## Instructions for the task
Extract every line from the records below that contains the word "this".

## Information shown
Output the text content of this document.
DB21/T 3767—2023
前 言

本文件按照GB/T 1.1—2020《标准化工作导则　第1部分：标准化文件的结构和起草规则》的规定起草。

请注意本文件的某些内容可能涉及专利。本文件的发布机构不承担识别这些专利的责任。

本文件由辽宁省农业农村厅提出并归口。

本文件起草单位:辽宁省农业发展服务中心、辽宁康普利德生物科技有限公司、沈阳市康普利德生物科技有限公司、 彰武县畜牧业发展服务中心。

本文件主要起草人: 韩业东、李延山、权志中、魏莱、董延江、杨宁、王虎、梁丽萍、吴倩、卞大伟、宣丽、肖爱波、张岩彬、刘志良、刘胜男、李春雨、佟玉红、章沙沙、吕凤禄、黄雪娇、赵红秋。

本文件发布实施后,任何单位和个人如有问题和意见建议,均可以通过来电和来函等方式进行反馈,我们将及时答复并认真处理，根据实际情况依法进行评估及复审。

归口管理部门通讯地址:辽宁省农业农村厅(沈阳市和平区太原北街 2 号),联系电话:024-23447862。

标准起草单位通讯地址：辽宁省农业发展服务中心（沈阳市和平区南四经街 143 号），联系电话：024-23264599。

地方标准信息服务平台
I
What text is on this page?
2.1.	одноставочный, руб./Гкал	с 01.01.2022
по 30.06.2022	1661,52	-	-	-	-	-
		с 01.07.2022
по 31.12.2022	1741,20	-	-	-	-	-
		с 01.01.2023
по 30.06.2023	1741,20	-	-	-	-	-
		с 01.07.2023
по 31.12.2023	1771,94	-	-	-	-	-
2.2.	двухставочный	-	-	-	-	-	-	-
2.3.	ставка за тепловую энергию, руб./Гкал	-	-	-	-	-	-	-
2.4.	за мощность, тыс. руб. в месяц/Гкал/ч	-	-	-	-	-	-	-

## Complete answer
Output the text content of this document.
What text is on this page?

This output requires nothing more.